■ **Exercise details**: Give the records as a Markdown table with the columns n and Line, one row per line and blank lines left out. Begin at the line that contains "puzzle-piece[interactable] [361,571,411,622]" and stop after the line that contains "puzzle-piece[interactable] [313,718,363,769]".

Box coordinate listings
============================================================
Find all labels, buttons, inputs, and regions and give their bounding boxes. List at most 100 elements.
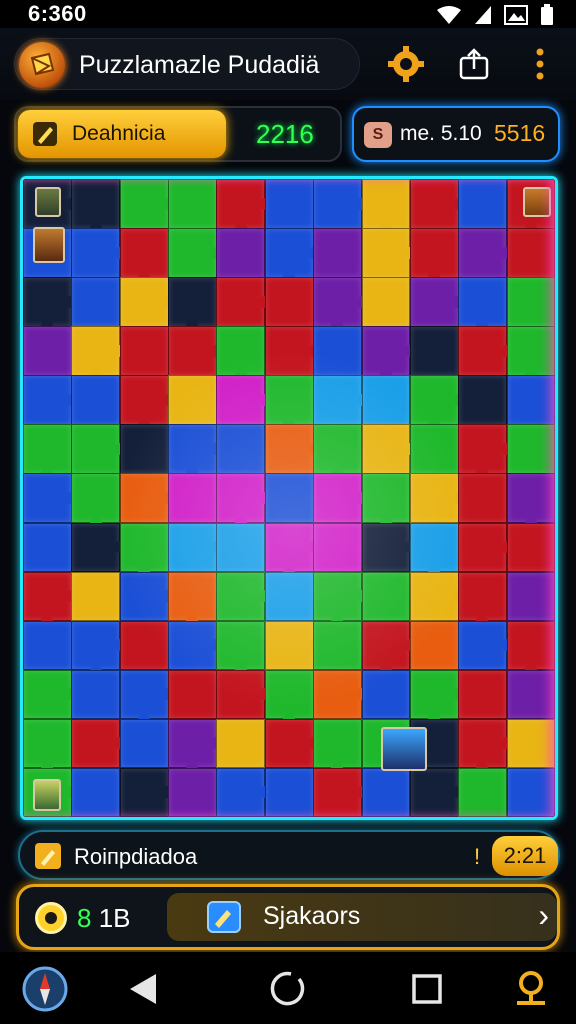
puzzle-piece[interactable] [361,571,411,622]
puzzle-piece[interactable] [313,571,363,622]
puzzle-piece[interactable] [216,277,266,327]
puzzle-piece[interactable] [361,277,411,327]
level-pill[interactable]: Deahnicia [18,110,226,158]
puzzle-piece[interactable] [71,571,121,622]
puzzle-piece[interactable] [23,620,72,671]
puzzle-piece[interactable] [458,228,508,278]
puzzle-piece[interactable] [119,522,169,573]
puzzle-piece[interactable] [506,375,555,425]
puzzle-piece[interactable] [264,179,314,229]
puzzle-piece[interactable] [361,669,411,720]
puzzle-piece[interactable] [506,522,555,573]
puzzle-piece[interactable] [168,179,217,229]
puzzle-piece[interactable] [409,522,459,573]
puzzle-piece[interactable] [216,571,266,622]
puzzle-piece[interactable] [458,767,508,817]
puzzle-piece[interactable] [409,620,459,671]
puzzle-piece[interactable] [216,228,266,278]
puzzle-piece[interactable] [71,522,121,573]
puzzle-piece[interactable] [71,718,121,769]
puzzle-piece[interactable] [168,669,217,720]
puzzle-piece[interactable] [216,473,266,524]
recents-button[interactable] [402,964,452,1014]
settings-button[interactable] [384,42,428,86]
puzzle-piece[interactable] [168,473,217,524]
puzzle-piece[interactable] [313,718,363,769]
puzzle-piece[interactable] [506,767,555,817]
app-logo-icon[interactable] [19,42,65,88]
puzzle-piece[interactable] [168,375,217,425]
puzzle-piece[interactable] [313,179,363,229]
puzzle-piece[interactable] [313,228,363,278]
puzzle-piece[interactable] [71,767,121,817]
puzzle-piece[interactable] [458,571,508,622]
puzzle-piece[interactable] [361,767,411,817]
puzzle-piece[interactable] [506,424,555,474]
hint-count[interactable]: 2:21 [492,836,558,876]
puzzle-piece[interactable] [216,522,266,573]
puzzle-piece[interactable] [23,718,72,769]
puzzle-piece[interactable] [264,767,314,817]
puzzle-piece[interactable] [458,326,508,376]
puzzle-piece[interactable] [119,326,169,376]
puzzle-piece[interactable] [313,767,363,817]
puzzle-piece[interactable] [119,424,169,474]
shuffle-action-button[interactable]: Sjakaors › [167,893,557,941]
compass-button[interactable] [20,964,70,1014]
profile-button[interactable] [506,964,556,1014]
puzzle-piece[interactable] [458,179,508,229]
puzzle-piece[interactable] [23,326,72,376]
reference-thumbnail[interactable] [35,187,61,217]
puzzle-piece[interactable] [458,522,508,573]
puzzle-piece[interactable] [216,375,266,425]
puzzle-piece[interactable] [71,473,121,524]
puzzle-piece[interactable] [361,375,411,425]
puzzle-piece[interactable] [458,375,508,425]
puzzle-piece[interactable] [458,473,508,524]
hint-bar[interactable]: Roiпрdiadoa ! 2:21 [18,830,560,880]
home-button[interactable] [262,964,312,1014]
puzzle-piece[interactable] [313,473,363,524]
puzzle-piece[interactable] [506,228,555,278]
puzzle-piece[interactable] [168,571,217,622]
puzzle-piece[interactable] [216,669,266,720]
puzzle-piece[interactable] [409,424,459,474]
puzzle-piece[interactable] [168,767,217,817]
puzzle-piece[interactable] [313,620,363,671]
character-thumbnail[interactable] [381,727,427,771]
puzzle-piece[interactable] [71,277,121,327]
reference-thumbnail[interactable] [33,779,61,811]
puzzle-piece[interactable] [23,522,72,573]
puzzle-piece[interactable] [119,620,169,671]
puzzle-piece[interactable] [313,669,363,720]
more-button[interactable] [518,42,562,86]
puzzle-piece[interactable] [506,277,555,327]
puzzle-piece[interactable] [506,473,555,524]
puzzle-piece[interactable] [361,473,411,524]
puzzle-piece[interactable] [264,571,314,622]
puzzle-piece[interactable] [264,473,314,524]
puzzle-board[interactable] [20,176,558,820]
share-button[interactable] [452,42,496,86]
reference-thumbnail[interactable] [33,227,65,263]
puzzle-piece[interactable] [119,718,169,769]
reference-thumbnail[interactable] [523,187,551,217]
puzzle-piece[interactable] [216,424,266,474]
puzzle-piece[interactable] [216,718,266,769]
puzzle-piece[interactable] [216,767,266,817]
puzzle-piece[interactable] [313,375,363,425]
puzzle-grid[interactable] [23,179,555,817]
puzzle-piece[interactable] [458,669,508,720]
puzzle-piece[interactable] [71,620,121,671]
puzzle-piece[interactable] [216,620,266,671]
back-button[interactable] [118,964,168,1014]
puzzle-piece[interactable] [71,228,121,278]
puzzle-piece[interactable] [264,277,314,327]
puzzle-piece[interactable] [506,669,555,720]
puzzle-piece[interactable] [506,571,555,622]
puzzle-piece[interactable] [506,718,555,769]
puzzle-piece[interactable] [458,620,508,671]
puzzle-piece[interactable] [506,620,555,671]
puzzle-piece[interactable] [409,326,459,376]
puzzle-piece[interactable] [313,522,363,573]
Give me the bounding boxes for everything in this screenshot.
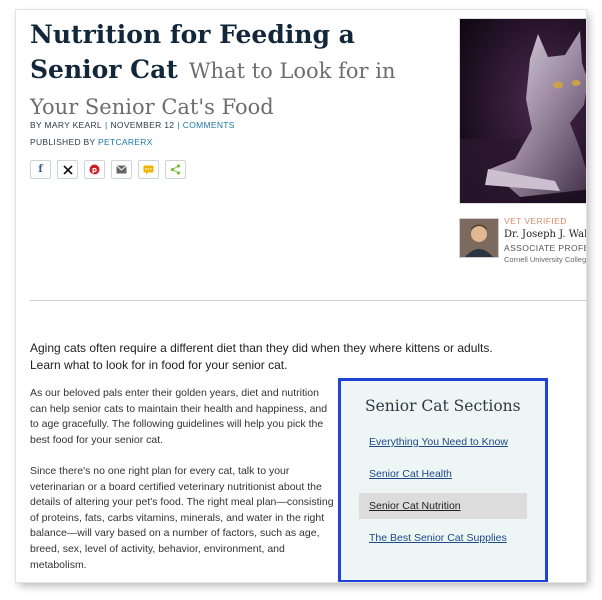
- article-page: Nutrition for Feeding a Senior Cat What …: [16, 10, 586, 582]
- share-icon[interactable]: [165, 160, 186, 179]
- article-paragraph-1: As our beloved pals enter their golden y…: [30, 387, 328, 446]
- author-name: Mary Kearl: [44, 120, 102, 130]
- senior-cat-photo: [459, 18, 586, 204]
- senior-cat-sections-box: Senior Cat Sections Everything You Need …: [338, 378, 548, 582]
- published-prefix: Published by: [30, 137, 96, 147]
- page-title: Nutrition for Feeding a Senior Cat What …: [30, 16, 450, 123]
- vet-school: Cornell University Colleg: [504, 255, 586, 264]
- comments-link[interactable]: Comments: [183, 120, 235, 130]
- facebook-icon[interactable]: f: [30, 160, 51, 179]
- section-link-supplies[interactable]: The Best Senior Cat Supplies: [359, 525, 527, 551]
- section-link-nutrition[interactable]: Senior Cat Nutrition: [359, 493, 527, 519]
- sections-list: Everything You Need to Know Senior Cat H…: [359, 429, 527, 557]
- vet-verified-label: VET VERIFIED: [504, 216, 567, 226]
- svg-text:p: p: [92, 166, 97, 174]
- published-by: Published by PetCareRx: [30, 137, 153, 147]
- vet-avatar: [459, 218, 499, 258]
- email-icon[interactable]: [111, 160, 132, 179]
- section-divider: [30, 300, 586, 301]
- vet-name: Dr. Joseph J. Waks: [504, 229, 586, 240]
- byline: By Mary Kearl | November 12 | Comments: [30, 120, 235, 130]
- section-link-everything[interactable]: Everything You Need to Know: [359, 429, 527, 455]
- article-paragraph-2: Since there's no one right plan for ever…: [30, 465, 334, 571]
- pinterest-icon[interactable]: p: [84, 160, 105, 179]
- article-lead: Aging cats often require a different die…: [30, 341, 493, 372]
- sections-title: Senior Cat Sections: [365, 397, 521, 415]
- publish-date: November 12: [110, 120, 175, 130]
- vet-role: ASSOCIATE PROFES: [504, 243, 586, 253]
- x-icon[interactable]: [57, 160, 78, 179]
- section-link-health[interactable]: Senior Cat Health: [359, 461, 527, 487]
- publisher-link[interactable]: PetCareRx: [98, 137, 153, 147]
- sms-icon[interactable]: [138, 160, 159, 179]
- share-bar: f p: [30, 160, 186, 179]
- byline-prefix: By: [30, 120, 42, 130]
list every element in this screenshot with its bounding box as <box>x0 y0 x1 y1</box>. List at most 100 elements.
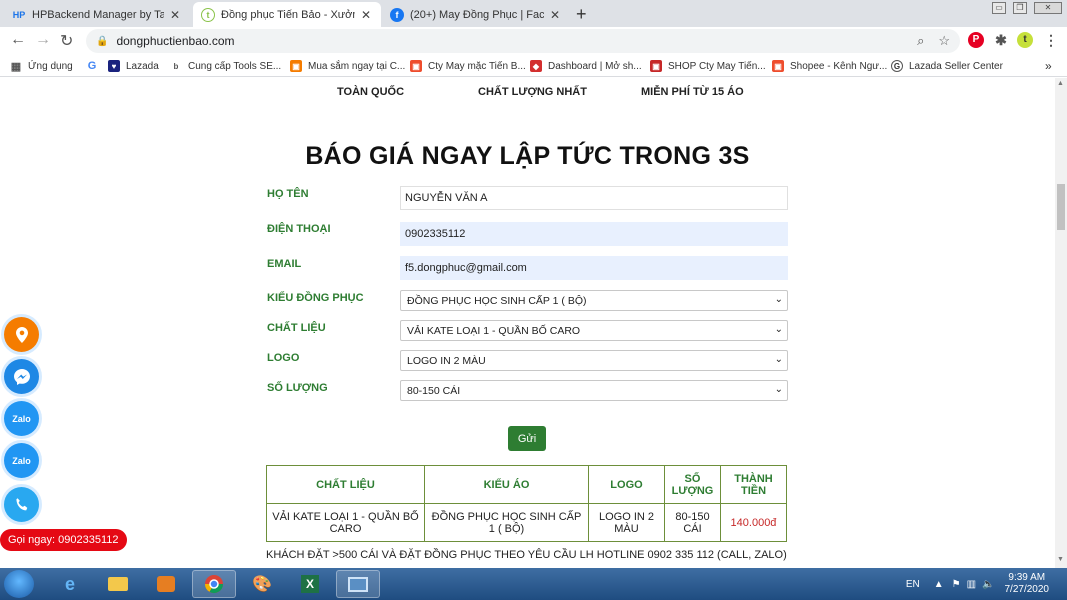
apps-grid-icon: ▦ <box>10 60 22 73</box>
phone-input[interactable]: 0902335112 <box>400 222 788 246</box>
lazada-seller-icon: G <box>891 60 903 72</box>
cell-style: ĐỒNG PHỤC HỌC SINH CẤP 1 ( BỘ) <box>424 503 589 542</box>
table-row: VẢI KATE LOẠI 1 - QUẦN BỐ CARO ĐỒNG PHỤC… <box>266 503 787 542</box>
feature-nationwide: TOÀN QUỐC <box>337 86 405 98</box>
dashboard-icon: ◆ <box>530 60 542 72</box>
volume-icon[interactable]: 🔈 <box>982 579 994 590</box>
call-now-button[interactable]: Gọi ngay: 0902335112 <box>0 529 127 551</box>
tab-title: Đồng phục Tiến Bảo - Xưởng may <box>221 8 355 21</box>
shop-icon: ▣ <box>290 60 302 72</box>
extensions-icon[interactable]: ✱ <box>993 32 1009 48</box>
media-player-icon[interactable] <box>144 570 188 598</box>
clock[interactable]: 9:39 AM 7/27/2020 <box>1005 572 1050 596</box>
tienbao-extension-icon[interactable]: t <box>1017 32 1033 48</box>
bookmark-muasam[interactable]: ▣ Mua sắm ngay tại C... <box>290 58 405 74</box>
tab-hpbackend[interactable]: HP HPBackend Manager by TanLCFE ✕ <box>4 2 190 27</box>
submit-button[interactable]: Gửi <box>508 426 546 451</box>
quantity-label: SỐ LƯỢNG <box>267 382 328 394</box>
excel-icon[interactable]: X <box>288 570 332 598</box>
tab-dongphuc[interactable]: t Đồng phục Tiến Bảo - Xưởng may ✕ <box>193 2 381 27</box>
shopee-icon: ▣ <box>410 60 422 72</box>
cell-material: VẢI KATE LOẠI 1 - QUẦN BỐ CARO <box>266 503 425 542</box>
logo-select[interactable]: LOGO IN 2 MÀU ⌄ <box>400 350 788 371</box>
restore-icon[interactable]: ❐ <box>1013 2 1027 14</box>
bookmark-google[interactable]: G <box>86 58 104 74</box>
logo-select-value: LOGO IN 2 MÀU <box>407 354 486 367</box>
scrollbar[interactable]: ▲ ▼ <box>1055 78 1067 568</box>
language-indicator[interactable]: EN <box>906 579 920 590</box>
menu-icon[interactable]: ⋮ <box>1043 32 1059 48</box>
shop-cty-icon: ▣ <box>650 60 662 72</box>
email-input[interactable]: f5.dongphuc@gmail.com <box>400 256 788 280</box>
name-input[interactable]: NGUYỄN VĂN A <box>400 186 788 210</box>
tab-strip: HP HPBackend Manager by TanLCFE ✕ t Đồng… <box>0 0 1067 27</box>
cell-logo: LOGO IN 2 MÀU <box>588 503 665 542</box>
phone-label: ĐIỆN THOẠI <box>267 223 331 235</box>
address-bar[interactable]: 🔒 dongphuctienbao.com ⌕ ☆ <box>86 29 960 53</box>
zalo-icon[interactable]: Zalo <box>4 401 39 436</box>
phone-icon[interactable] <box>4 487 39 522</box>
bookmark-tools[interactable]: b Cung cấp Tools SE... <box>170 58 282 74</box>
reload-icon[interactable]: ↻ <box>60 31 73 51</box>
style-label: KIỂU ĐỒNG PHỤC <box>267 292 364 304</box>
chevron-down-icon: ⌄ <box>774 324 783 335</box>
close-icon[interactable]: ✕ <box>548 8 562 22</box>
hotline-note: KHÁCH ĐẶT >500 CÁI VÀ ĐẶT ĐỒNG PHỤC THEO… <box>266 549 787 561</box>
new-tab-icon[interactable]: + <box>576 4 587 25</box>
forward-icon[interactable]: → <box>35 31 51 49</box>
close-icon[interactable]: ✕ <box>359 8 373 22</box>
facebook-favicon-icon: f <box>390 7 404 22</box>
zalo-icon[interactable]: Zalo <box>4 443 39 478</box>
material-select[interactable]: VẢI KATE LOẠI 1 - QUẦN BỐ CARO ⌄ <box>400 320 788 341</box>
messenger-icon[interactable] <box>4 359 39 394</box>
material-label: CHẤT LIỆU <box>267 322 326 334</box>
tab-facebook[interactable]: f (20+) May Đồng Phục | Facebook ✕ <box>382 2 570 27</box>
bookmark-apps[interactable]: ▦ Ứng dụng <box>10 58 73 74</box>
star-icon[interactable]: ☆ <box>938 33 950 49</box>
style-select-value: ĐỒNG PHỤC HỌC SINH CẤP 1 ( BỘ) <box>407 294 587 307</box>
google-icon: G <box>87 60 97 72</box>
clock-time: 9:39 AM <box>1008 572 1046 583</box>
email-label: EMAIL <box>267 258 302 270</box>
close-window-icon[interactable]: ✕ <box>1034 2 1062 14</box>
bookmark-shopee[interactable]: ▣ Shopee - Kênh Ngư... <box>772 58 887 74</box>
profile-icon[interactable]: ▭ <box>992 2 1006 14</box>
tools-icon: b <box>173 61 179 71</box>
zoom-icon[interactable]: ⌕ <box>917 33 924 49</box>
quantity-select-value: 80-150 CÁI <box>407 384 461 397</box>
ie-icon[interactable]: e <box>48 570 92 598</box>
flag-icon[interactable]: ⚑ <box>952 579 961 590</box>
header-total: THÀNH TIỀN <box>720 465 787 504</box>
show-hidden-icons-icon[interactable]: ▲ <box>934 579 944 590</box>
pinterest-icon[interactable]: P <box>968 32 984 48</box>
system-tray: EN ▲ ⚑ ▥ 🔈 9:39 AM 7/27/2020 <box>906 568 1067 600</box>
paint-icon[interactable]: 🎨 <box>240 570 284 598</box>
style-select[interactable]: ĐỒNG PHỤC HỌC SINH CẤP 1 ( BỘ) ⌄ <box>400 290 788 311</box>
bookmark-shop-cty[interactable]: ▣ SHOP Cty May Tiến... <box>650 58 766 74</box>
scroll-down-icon[interactable]: ▼ <box>1057 556 1064 563</box>
network-icon[interactable]: ▥ <box>967 579 976 590</box>
bookmark-lazada[interactable]: ♥ Lazada <box>108 58 159 74</box>
more-bookmarks-icon[interactable]: » <box>1045 58 1052 74</box>
scroll-thumb[interactable] <box>1057 184 1065 230</box>
close-icon[interactable]: ✕ <box>168 8 182 22</box>
explorer-icon[interactable] <box>96 570 140 598</box>
table-header-row: CHẤT LIỆU KIỂU ÁO LOGO SỐ LƯỢNG THÀNH TI… <box>266 465 787 504</box>
tab-title: HPBackend Manager by TanLCFE <box>32 8 164 21</box>
chrome-icon[interactable] <box>192 570 236 598</box>
quantity-select[interactable]: 80-150 CÁI ⌄ <box>400 380 788 401</box>
bookmark-cty-may[interactable]: ▣ Cty May mặc Tiến B... <box>410 58 526 74</box>
start-button[interactable] <box>4 570 34 598</box>
bookmark-lazada-seller[interactable]: G Lazada Seller Center <box>891 58 1003 74</box>
tab-title: (20+) May Đồng Phục | Facebook <box>410 8 544 21</box>
feature-free: MIỄN PHÍ TỪ 15 ÁO <box>641 86 744 98</box>
tienbao-favicon-icon: t <box>201 7 215 22</box>
chevron-down-icon: ⌄ <box>774 384 783 395</box>
logo-label: LOGO <box>267 352 300 364</box>
map-pin-icon[interactable] <box>4 317 39 352</box>
window-icon[interactable] <box>336 570 380 598</box>
lock-icon: 🔒 <box>96 35 109 47</box>
scroll-up-icon[interactable]: ▲ <box>1057 80 1064 87</box>
back-icon[interactable]: ← <box>10 31 26 49</box>
bookmark-dashboard[interactable]: ◆ Dashboard | Mở sh... <box>530 58 642 74</box>
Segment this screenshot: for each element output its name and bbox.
============================================================
■ **Full solution**:
| n | Line |
|---|---|
| 1 | puzzle-piece[interactable] [361,571,411,622] |
| 2 | puzzle-piece[interactable] [313,571,363,622] |
| 3 | puzzle-piece[interactable] [216,277,266,327] |
| 4 | puzzle-piece[interactable] [361,277,411,327] |
| 5 | level-pill[interactable]: Deahnicia [18,110,226,158] |
| 6 | puzzle-piece[interactable] [71,571,121,622] |
| 7 | puzzle-piece[interactable] [23,620,72,671] |
| 8 | puzzle-piece[interactable] [458,228,508,278] |
| 9 | puzzle-piece[interactable] [119,522,169,573] |
| 10 | puzzle-piece[interactable] [506,375,555,425] |
| 11 | puzzle-piece[interactable] [264,179,314,229] |
| 12 | puzzle-piece[interactable] [361,669,411,720] |
| 13 | puzzle-piece[interactable] [506,522,555,573] |
| 14 | puzzle-piece[interactable] [168,179,217,229] |
| 15 | puzzle-piece[interactable] [409,522,459,573] |
| 16 | puzzle-piece[interactable] [216,571,266,622] |
| 17 | puzzle-piece[interactable] [458,767,508,817] |
| 18 | puzzle-piece[interactable] [409,620,459,671] |
| 19 | puzzle-piece[interactable] [216,228,266,278] |
| 20 | puzzle-piece[interactable] [71,522,121,573] |
| 21 | puzzle-piece[interactable] [71,718,121,769] |
| 22 | puzzle-piece[interactable] [168,669,217,720] |
| 23 | puzzle-piece[interactable] [216,473,266,524] |
| 24 | recents-button[interactable] [402,964,452,1014] |
| 25 | settings-button[interactable] [384,42,428,86] |
| 26 | puzzle-piece[interactable] [168,473,217,524] |
| 27 | puzzle-piece[interactable] [313,718,363,769] |